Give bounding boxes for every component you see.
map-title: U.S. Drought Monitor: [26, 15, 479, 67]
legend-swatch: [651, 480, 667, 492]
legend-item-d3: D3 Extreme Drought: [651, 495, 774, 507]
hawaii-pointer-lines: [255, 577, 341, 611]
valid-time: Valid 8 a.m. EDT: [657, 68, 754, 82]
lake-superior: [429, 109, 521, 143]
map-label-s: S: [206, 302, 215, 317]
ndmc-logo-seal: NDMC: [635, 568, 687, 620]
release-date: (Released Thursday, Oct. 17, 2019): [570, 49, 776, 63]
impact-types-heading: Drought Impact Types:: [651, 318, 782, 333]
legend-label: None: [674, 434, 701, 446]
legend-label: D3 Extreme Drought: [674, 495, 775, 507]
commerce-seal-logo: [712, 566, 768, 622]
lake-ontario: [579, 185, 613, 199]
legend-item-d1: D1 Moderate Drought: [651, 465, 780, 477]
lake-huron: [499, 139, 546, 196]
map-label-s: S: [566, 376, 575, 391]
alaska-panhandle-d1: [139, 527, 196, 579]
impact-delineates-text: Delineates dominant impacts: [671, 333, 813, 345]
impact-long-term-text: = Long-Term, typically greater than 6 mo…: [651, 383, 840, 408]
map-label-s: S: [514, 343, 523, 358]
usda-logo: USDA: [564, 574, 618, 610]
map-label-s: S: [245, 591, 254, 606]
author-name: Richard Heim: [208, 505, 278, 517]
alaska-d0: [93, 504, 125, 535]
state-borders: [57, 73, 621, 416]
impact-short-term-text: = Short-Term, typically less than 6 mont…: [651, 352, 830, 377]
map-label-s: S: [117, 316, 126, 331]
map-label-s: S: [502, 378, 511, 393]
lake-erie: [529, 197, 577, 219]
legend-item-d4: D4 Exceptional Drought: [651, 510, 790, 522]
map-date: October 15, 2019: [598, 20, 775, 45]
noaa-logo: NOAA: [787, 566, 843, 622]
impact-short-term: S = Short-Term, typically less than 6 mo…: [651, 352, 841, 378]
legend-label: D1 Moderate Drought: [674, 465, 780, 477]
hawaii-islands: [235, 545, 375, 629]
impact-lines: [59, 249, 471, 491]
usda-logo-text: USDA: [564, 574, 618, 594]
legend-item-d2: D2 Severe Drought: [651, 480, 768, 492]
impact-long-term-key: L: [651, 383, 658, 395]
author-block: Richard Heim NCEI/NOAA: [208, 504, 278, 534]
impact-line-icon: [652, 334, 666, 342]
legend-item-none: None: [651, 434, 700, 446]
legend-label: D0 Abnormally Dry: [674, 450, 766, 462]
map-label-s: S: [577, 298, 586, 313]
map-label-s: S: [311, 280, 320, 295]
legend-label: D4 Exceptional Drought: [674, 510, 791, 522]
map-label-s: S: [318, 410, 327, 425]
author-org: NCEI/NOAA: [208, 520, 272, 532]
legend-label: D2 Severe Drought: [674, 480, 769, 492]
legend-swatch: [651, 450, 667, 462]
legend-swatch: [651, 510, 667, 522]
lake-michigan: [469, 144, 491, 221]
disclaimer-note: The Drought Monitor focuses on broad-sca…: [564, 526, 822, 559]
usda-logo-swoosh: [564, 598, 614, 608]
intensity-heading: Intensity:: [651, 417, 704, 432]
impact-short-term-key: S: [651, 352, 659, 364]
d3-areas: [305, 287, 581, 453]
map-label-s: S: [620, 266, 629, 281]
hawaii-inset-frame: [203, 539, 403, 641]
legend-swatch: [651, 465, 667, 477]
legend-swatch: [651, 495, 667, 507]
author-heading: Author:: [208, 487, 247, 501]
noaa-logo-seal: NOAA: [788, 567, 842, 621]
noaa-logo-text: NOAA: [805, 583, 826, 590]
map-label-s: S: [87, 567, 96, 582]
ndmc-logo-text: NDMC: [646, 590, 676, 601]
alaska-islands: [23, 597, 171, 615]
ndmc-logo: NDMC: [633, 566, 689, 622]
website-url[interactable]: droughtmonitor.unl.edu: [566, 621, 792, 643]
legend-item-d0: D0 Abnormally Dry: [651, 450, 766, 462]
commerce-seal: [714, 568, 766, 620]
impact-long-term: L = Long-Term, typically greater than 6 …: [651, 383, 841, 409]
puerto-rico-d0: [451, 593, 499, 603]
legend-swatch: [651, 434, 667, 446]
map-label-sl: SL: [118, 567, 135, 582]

* _WHAT NEEDS TO BE DONE_: Reproduce the items word for word, starting at the first line and ending with the line that contains "map-label-s: S: [502, 378, 511, 393]", including both.

* _COMPLETE ANSWER_:
Give bounding boxes for every component you see.
map-title: U.S. Drought Monitor: [26, 15, 479, 67]
legend-swatch: [651, 480, 667, 492]
legend-item-d3: D3 Extreme Drought: [651, 495, 774, 507]
hawaii-pointer-lines: [255, 577, 341, 611]
valid-time: Valid 8 a.m. EDT: [657, 68, 754, 82]
lake-superior: [429, 109, 521, 143]
map-label-s: S: [206, 302, 215, 317]
ndmc-logo-seal: NDMC: [635, 568, 687, 620]
release-date: (Released Thursday, Oct. 17, 2019): [570, 49, 776, 63]
impact-types-heading: Drought Impact Types:: [651, 318, 782, 333]
legend-label: None: [674, 434, 701, 446]
legend-label: D3 Extreme Drought: [674, 495, 775, 507]
commerce-seal-logo: [712, 566, 768, 622]
lake-ontario: [579, 185, 613, 199]
legend-item-d1: D1 Moderate Drought: [651, 465, 780, 477]
lake-huron: [499, 139, 546, 196]
map-label-s: S: [566, 376, 575, 391]
alaska-panhandle-d1: [139, 527, 196, 579]
impact-delineates-text: Delineates dominant impacts: [671, 333, 813, 345]
impact-long-term-text: = Long-Term, typically greater than 6 mo…: [651, 383, 840, 408]
map-label-s: S: [514, 343, 523, 358]
usda-logo: USDA: [564, 574, 618, 610]
map-label-s: S: [245, 591, 254, 606]
author-name: Richard Heim: [208, 505, 278, 517]
alaska-d0: [93, 504, 125, 535]
state-borders: [57, 73, 621, 416]
impact-short-term-text: = Short-Term, typically less than 6 mont…: [651, 352, 830, 377]
map-label-s: S: [117, 316, 126, 331]
map-label-s: S: [502, 378, 511, 393]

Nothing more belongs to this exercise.